_Stated exercise_.
Below are the records; pull every line that includes "source".
_ _ _ _
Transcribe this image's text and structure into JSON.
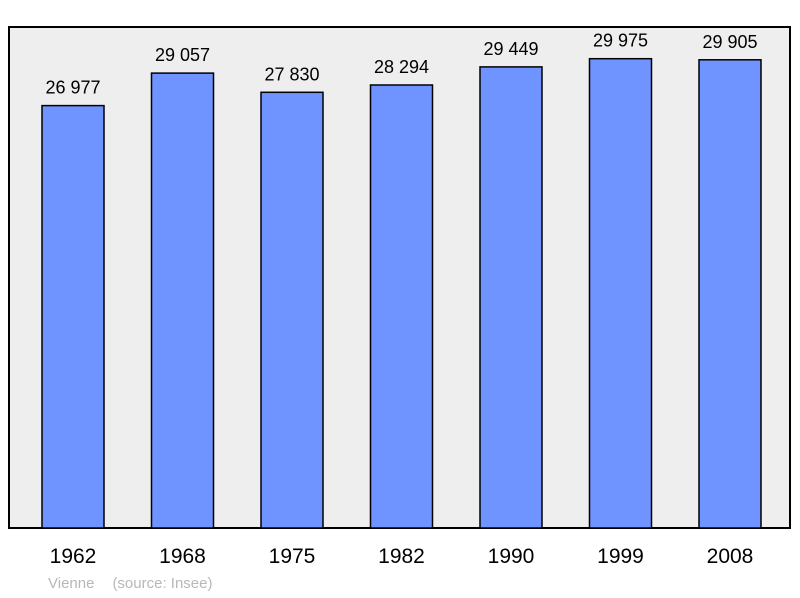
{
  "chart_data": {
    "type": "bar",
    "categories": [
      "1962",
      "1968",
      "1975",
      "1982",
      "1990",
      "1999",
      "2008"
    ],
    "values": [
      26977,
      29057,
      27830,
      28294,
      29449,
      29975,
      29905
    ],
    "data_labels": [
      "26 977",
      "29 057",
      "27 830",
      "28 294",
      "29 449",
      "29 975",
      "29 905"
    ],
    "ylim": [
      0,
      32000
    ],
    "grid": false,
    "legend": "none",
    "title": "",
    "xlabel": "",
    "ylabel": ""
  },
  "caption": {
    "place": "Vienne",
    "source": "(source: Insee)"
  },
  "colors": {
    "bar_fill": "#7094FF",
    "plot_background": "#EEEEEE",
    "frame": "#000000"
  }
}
_ _ _ _
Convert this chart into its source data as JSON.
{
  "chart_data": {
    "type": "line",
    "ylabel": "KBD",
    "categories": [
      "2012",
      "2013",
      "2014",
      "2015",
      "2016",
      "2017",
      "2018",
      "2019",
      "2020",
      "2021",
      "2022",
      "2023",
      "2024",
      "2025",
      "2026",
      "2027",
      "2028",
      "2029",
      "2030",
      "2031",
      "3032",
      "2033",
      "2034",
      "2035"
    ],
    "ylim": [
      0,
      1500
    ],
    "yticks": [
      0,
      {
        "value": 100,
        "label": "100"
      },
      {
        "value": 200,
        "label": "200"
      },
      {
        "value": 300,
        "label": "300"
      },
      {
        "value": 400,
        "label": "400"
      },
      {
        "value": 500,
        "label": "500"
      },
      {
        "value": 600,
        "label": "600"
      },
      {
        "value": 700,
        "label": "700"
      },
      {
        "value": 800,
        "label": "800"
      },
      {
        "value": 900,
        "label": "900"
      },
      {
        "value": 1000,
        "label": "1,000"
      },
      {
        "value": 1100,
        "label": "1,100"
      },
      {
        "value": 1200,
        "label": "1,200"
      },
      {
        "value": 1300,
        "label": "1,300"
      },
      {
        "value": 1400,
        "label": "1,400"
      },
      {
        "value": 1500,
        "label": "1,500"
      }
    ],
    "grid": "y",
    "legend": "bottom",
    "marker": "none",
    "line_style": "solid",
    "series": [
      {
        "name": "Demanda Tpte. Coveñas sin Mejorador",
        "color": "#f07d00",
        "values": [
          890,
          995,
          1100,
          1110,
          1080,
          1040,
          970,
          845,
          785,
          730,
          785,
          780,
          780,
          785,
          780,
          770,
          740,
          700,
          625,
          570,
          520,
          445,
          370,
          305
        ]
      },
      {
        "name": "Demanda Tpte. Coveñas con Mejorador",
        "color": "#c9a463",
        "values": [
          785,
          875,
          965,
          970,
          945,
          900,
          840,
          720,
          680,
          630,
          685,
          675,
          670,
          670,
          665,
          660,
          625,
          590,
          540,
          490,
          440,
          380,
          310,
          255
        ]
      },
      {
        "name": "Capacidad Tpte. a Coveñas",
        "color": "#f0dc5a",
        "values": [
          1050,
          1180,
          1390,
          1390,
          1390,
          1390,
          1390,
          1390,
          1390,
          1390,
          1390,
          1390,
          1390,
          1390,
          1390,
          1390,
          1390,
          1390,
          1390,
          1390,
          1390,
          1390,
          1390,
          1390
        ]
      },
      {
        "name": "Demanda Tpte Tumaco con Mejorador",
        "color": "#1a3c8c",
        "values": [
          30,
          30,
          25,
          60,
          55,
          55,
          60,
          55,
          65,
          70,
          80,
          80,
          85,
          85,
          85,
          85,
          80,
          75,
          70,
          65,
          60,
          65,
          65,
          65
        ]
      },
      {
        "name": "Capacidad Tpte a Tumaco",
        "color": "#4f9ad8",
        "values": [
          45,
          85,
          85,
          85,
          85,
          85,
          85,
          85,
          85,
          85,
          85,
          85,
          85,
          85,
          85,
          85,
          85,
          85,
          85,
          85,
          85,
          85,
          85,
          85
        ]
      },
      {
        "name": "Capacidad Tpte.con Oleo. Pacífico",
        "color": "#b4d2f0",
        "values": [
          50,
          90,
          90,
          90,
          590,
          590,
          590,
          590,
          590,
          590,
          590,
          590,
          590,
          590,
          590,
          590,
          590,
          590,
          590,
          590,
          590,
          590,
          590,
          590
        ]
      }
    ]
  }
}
_ _ _ _
_The response_.
    "source": "(source: Insee)"
Convert this chart into its source data as JSON.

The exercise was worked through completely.